Given request: Output all of the data below exactly as given.

(Extracted records)
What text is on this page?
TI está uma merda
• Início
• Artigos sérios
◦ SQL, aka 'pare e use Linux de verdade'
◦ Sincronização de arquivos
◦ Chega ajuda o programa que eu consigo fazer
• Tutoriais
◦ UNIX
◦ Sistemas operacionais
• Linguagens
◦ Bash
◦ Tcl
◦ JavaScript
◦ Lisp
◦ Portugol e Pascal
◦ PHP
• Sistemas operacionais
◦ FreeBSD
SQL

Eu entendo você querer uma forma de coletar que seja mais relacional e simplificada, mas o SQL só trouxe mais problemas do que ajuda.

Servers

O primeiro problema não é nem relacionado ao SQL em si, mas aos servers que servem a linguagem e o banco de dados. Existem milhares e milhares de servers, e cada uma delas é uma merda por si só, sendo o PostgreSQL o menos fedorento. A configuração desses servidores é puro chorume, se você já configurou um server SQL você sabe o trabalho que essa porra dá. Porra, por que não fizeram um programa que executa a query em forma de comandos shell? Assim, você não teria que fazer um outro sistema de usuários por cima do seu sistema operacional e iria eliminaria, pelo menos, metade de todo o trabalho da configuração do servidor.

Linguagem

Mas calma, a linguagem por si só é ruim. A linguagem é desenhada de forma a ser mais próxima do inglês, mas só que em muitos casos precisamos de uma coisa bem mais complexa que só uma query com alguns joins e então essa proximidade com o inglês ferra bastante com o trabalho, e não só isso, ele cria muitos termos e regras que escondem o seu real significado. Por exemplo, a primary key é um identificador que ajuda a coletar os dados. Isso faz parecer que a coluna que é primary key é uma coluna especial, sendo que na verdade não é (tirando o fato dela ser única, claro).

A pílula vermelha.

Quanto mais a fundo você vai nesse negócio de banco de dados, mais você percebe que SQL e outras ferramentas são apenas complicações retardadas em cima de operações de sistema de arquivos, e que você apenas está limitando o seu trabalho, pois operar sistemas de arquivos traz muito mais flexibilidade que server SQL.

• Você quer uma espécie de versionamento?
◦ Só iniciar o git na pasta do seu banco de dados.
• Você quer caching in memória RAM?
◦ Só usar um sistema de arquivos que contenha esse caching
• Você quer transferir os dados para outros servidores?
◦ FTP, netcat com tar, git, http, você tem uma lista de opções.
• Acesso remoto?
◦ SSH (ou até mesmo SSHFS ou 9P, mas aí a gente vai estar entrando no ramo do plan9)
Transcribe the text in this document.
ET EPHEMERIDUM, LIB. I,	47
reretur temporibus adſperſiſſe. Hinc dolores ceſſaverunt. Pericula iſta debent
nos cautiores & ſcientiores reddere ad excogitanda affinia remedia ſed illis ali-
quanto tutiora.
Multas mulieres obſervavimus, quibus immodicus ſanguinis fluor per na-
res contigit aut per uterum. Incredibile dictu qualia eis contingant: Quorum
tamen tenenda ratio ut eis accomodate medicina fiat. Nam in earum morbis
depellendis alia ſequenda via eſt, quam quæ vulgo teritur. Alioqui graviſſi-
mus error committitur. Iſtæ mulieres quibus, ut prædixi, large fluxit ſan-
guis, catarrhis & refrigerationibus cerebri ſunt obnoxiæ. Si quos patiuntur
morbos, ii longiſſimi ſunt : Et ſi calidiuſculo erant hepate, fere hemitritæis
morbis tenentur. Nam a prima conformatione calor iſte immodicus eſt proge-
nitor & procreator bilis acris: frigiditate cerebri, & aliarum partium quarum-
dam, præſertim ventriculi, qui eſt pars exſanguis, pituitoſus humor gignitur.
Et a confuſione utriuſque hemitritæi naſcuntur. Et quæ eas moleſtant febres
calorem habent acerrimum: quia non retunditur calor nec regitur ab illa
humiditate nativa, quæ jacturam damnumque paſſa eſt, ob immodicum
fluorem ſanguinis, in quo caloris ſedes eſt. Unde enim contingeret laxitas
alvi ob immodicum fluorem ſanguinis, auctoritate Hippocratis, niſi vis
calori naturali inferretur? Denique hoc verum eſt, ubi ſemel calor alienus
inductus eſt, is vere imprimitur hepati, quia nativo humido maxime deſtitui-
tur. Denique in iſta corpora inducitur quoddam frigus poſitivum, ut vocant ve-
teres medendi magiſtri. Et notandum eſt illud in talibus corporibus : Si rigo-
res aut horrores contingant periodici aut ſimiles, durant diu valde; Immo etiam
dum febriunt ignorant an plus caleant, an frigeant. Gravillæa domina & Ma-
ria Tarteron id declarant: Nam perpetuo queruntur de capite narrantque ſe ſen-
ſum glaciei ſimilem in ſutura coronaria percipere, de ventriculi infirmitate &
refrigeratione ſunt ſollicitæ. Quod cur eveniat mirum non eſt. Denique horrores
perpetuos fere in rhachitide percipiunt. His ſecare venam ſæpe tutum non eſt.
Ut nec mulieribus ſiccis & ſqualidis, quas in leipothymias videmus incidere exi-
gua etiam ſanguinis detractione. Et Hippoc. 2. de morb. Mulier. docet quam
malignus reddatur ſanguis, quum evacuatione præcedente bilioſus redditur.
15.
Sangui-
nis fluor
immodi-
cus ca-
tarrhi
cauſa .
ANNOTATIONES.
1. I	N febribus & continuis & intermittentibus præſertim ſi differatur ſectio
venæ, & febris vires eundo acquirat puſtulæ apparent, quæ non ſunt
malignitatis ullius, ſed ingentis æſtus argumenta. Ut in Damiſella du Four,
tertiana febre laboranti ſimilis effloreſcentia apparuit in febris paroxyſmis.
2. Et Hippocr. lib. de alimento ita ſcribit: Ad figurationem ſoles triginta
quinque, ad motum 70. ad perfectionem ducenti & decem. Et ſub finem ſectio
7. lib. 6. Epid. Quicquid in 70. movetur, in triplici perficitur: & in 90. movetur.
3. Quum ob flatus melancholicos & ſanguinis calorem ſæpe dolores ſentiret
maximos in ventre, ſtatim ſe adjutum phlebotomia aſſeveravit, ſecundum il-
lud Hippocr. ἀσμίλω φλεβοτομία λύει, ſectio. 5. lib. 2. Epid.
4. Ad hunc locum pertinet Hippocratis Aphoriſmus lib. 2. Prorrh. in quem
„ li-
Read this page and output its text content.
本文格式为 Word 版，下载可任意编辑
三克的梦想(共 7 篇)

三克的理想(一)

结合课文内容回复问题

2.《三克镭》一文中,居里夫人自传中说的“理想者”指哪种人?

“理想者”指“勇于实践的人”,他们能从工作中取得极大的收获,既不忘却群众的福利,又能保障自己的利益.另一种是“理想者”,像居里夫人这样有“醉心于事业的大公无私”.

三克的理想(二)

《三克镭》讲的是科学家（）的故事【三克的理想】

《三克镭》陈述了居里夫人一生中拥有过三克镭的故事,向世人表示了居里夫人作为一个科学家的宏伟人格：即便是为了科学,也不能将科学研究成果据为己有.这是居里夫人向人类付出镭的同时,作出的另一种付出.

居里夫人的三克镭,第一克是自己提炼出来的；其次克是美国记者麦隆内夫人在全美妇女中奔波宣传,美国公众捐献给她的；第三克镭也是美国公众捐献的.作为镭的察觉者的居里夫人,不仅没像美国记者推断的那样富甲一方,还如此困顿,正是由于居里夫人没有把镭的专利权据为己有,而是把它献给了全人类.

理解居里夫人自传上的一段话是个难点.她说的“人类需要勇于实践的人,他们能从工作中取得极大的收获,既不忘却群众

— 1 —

Response:
What text is on this page?
TI está uma merda
• Início
• Artigos sérios
◦ SQL, aka 'pare e use Linux de verdade'
◦ Sincronização de arquivos
◦ Chega ajuda o programa que eu consigo fazer
• Tutoriais
◦ UNIX
◦ Sistemas operacionais
• Linguagens
◦ Bash
◦ Tcl
◦ JavaScript
◦ Lisp
◦ Portugol e Pascal
◦ PHP
• Sistemas operacionais
◦ FreeBSD
SQL

Eu entendo você querer uma forma de coletar que seja mais relacional e simplificada, mas o SQL só trouxe mais problemas do que ajuda.

Servers

O primeiro problema não é nem relacionado ao SQL em si, mas aos servers que servem a linguagem e o banco de dados. Existem milhares e milhares de servers, e cada uma delas é uma merda por si só, sendo o PostgreSQL o menos fedorento. A configuração desses servidores é puro chorume, se você já configurou um server SQL você sabe o trabalho que essa porra dá. Porra, por que não fizeram um programa que executa a query em forma de comandos shell? Assim, você não teria que fazer um outro sistema de usuários por cima do seu sistema operacional e iria eliminaria, pelo menos, metade de todo o trabalho da configuração do servidor.

Linguagem

Mas calma, a linguagem por si só é ruim. A linguagem é desenhada de forma a ser mais próxima do inglês, mas só que em muitos casos precisamos de uma coisa bem mais complexa que só uma query com alguns joins e então essa proximidade com o inglês ferra bastante com o trabalho, e não só isso, ele cria muitos termos e regras que escondem o seu real significado. Por exemplo, a primary key é um identificador que ajuda a coletar os dados. Isso faz parecer que a coluna que é primary key é uma coluna especial, sendo que na verdade não é (tirando o fato dela ser única, claro).

A pílula vermelha.

Quanto mais a fundo você vai nesse negócio de banco de dados, mais você percebe que SQL e outras ferramentas são apenas complicações retardadas em cima de operações de sistema de arquivos, e que você apenas está limitando o seu trabalho, pois operar sistemas de arquivos traz muito mais flexibilidade que server SQL.

• Você quer uma espécie de versionamento?
◦ Só iniciar o git na pasta do seu banco de dados.
• Você quer caching in memória RAM?
◦ Só usar um sistema de arquivos que contenha esse caching
• Você quer transferir os dados para outros servidores?
◦ FTP, netcat com tar, git, http, você tem uma lista de opções.
• Acesso remoto?
◦ SSH (ou até mesmo SSHFS ou 9P, mas aí a gente vai estar entrando no ramo do plan9)
Transcribe the text in this document.
ET EPHEMERIDUM, LIB. I,	47
reretur temporibus adſperſiſſe. Hinc dolores ceſſaverunt. Pericula iſta debent
nos cautiores & ſcientiores reddere ad excogitanda affinia remedia ſed illis ali-
quanto tutiora.
Multas mulieres obſervavimus, quibus immodicus ſanguinis fluor per na-
res contigit aut per uterum. Incredibile dictu qualia eis contingant: Quorum
tamen tenenda ratio ut eis accomodate medicina fiat. Nam in earum morbis
depellendis alia ſequenda via eſt, quam quæ vulgo teritur. Alioqui graviſſi-
mus error committitur. Iſtæ mulieres quibus, ut prædixi, large fluxit ſan-
guis, catarrhis & refrigerationibus cerebri ſunt obnoxiæ. Si quos patiuntur
morbos, ii longiſſimi ſunt : Et ſi calidiuſculo erant hepate, fere hemitritæis
morbis tenentur. Nam a prima conformatione calor iſte immodicus eſt proge-
nitor & procreator bilis acris: frigiditate cerebri, & aliarum partium quarum-
dam, præſertim ventriculi, qui eſt pars exſanguis, pituitoſus humor gignitur.
Et a confuſione utriuſque hemitritæi naſcuntur. Et quæ eas moleſtant febres
calorem habent acerrimum: quia non retunditur calor nec regitur ab illa
humiditate nativa, quæ jacturam damnumque paſſa eſt, ob immodicum
fluorem ſanguinis, in quo caloris ſedes eſt. Unde enim contingeret laxitas
alvi ob immodicum fluorem ſanguinis, auctoritate Hippocratis, niſi vis
calori naturali inferretur? Denique hoc verum eſt, ubi ſemel calor alienus
inductus eſt, is vere imprimitur hepati, quia nativo humido maxime deſtitui-
tur. Denique in iſta corpora inducitur quoddam frigus poſitivum, ut vocant ve-
teres medendi magiſtri. Et notandum eſt illud in talibus corporibus : Si rigo-
res aut horrores contingant periodici aut ſimiles, durant diu valde; Immo etiam
dum febriunt ignorant an plus caleant, an frigeant. Gravillæa domina & Ma-
ria Tarteron id declarant: Nam perpetuo queruntur de capite narrantque ſe ſen-
ſum glaciei ſimilem in ſutura coronaria percipere, de ventriculi infirmitate &
refrigeratione ſunt ſollicitæ. Quod cur eveniat mirum non eſt. Denique horrores
perpetuos fere in rhachitide percipiunt. His ſecare venam ſæpe tutum non eſt.
Ut nec mulieribus ſiccis & ſqualidis, quas in leipothymias videmus incidere exi-
gua etiam ſanguinis detractione. Et Hippoc. 2. de morb. Mulier. docet quam
malignus reddatur ſanguis, quum evacuatione præcedente bilioſus redditur.
15.
Sangui-
nis fluor
immodi-
cus ca-
tarrhi
cauſa .
ANNOTATIONES.
1. I	N febribus & continuis & intermittentibus præſertim ſi differatur ſectio
venæ, & febris vires eundo acquirat puſtulæ apparent, quæ non ſunt
malignitatis ullius, ſed ingentis æſtus argumenta. Ut in Damiſella du Four,
tertiana febre laboranti ſimilis effloreſcentia apparuit in febris paroxyſmis.
2. Et Hippocr. lib. de alimento ita ſcribit: Ad figurationem ſoles triginta
quinque, ad motum 70. ad perfectionem ducenti & decem. Et ſub finem ſectio
7. lib. 6. Epid. Quicquid in 70. movetur, in triplici perficitur: & in 90. movetur.
3. Quum ob flatus melancholicos & ſanguinis calorem ſæpe dolores ſentiret
maximos in ventre, ſtatim ſe adjutum phlebotomia aſſeveravit, ſecundum il-
lud Hippocr. ἀσμίλω φλεβοτομία λύει, ſectio. 5. lib. 2. Epid.
4. Ad hunc locum pertinet Hippocratis Aphoriſmus lib. 2. Prorrh. in quem
„ li-
Read this page and output its text content.
本文格式为 Word 版，下载可任意编辑
三克的梦想(共 7 篇)

三克的理想(一)

结合课文内容回复问题

2.《三克镭》一文中,居里夫人自传中说的“理想者”指哪种人?

“理想者”指“勇于实践的人”,他们能从工作中取得极大的收获,既不忘却群众的福利,又能保障自己的利益.另一种是“理想者”,像居里夫人这样有“醉心于事业的大公无私”.

三克的理想(二)

《三克镭》讲的是科学家（）的故事【三克的理想】

《三克镭》陈述了居里夫人一生中拥有过三克镭的故事,向世人表示了居里夫人作为一个科学家的宏伟人格：即便是为了科学,也不能将科学研究成果据为己有.这是居里夫人向人类付出镭的同时,作出的另一种付出.

居里夫人的三克镭,第一克是自己提炼出来的；其次克是美国记者麦隆内夫人在全美妇女中奔波宣传,美国公众捐献给她的；第三克镭也是美国公众捐献的.作为镭的察觉者的居里夫人,不仅没像美国记者推断的那样富甲一方,还如此困顿,正是由于居里夫人没有把镭的专利权据为己有,而是把它献给了全人类.

理解居里夫人自传上的一段话是个难点.她说的“人类需要勇于实践的人,他们能从工作中取得极大的收获,既不忘却群众

— 1 —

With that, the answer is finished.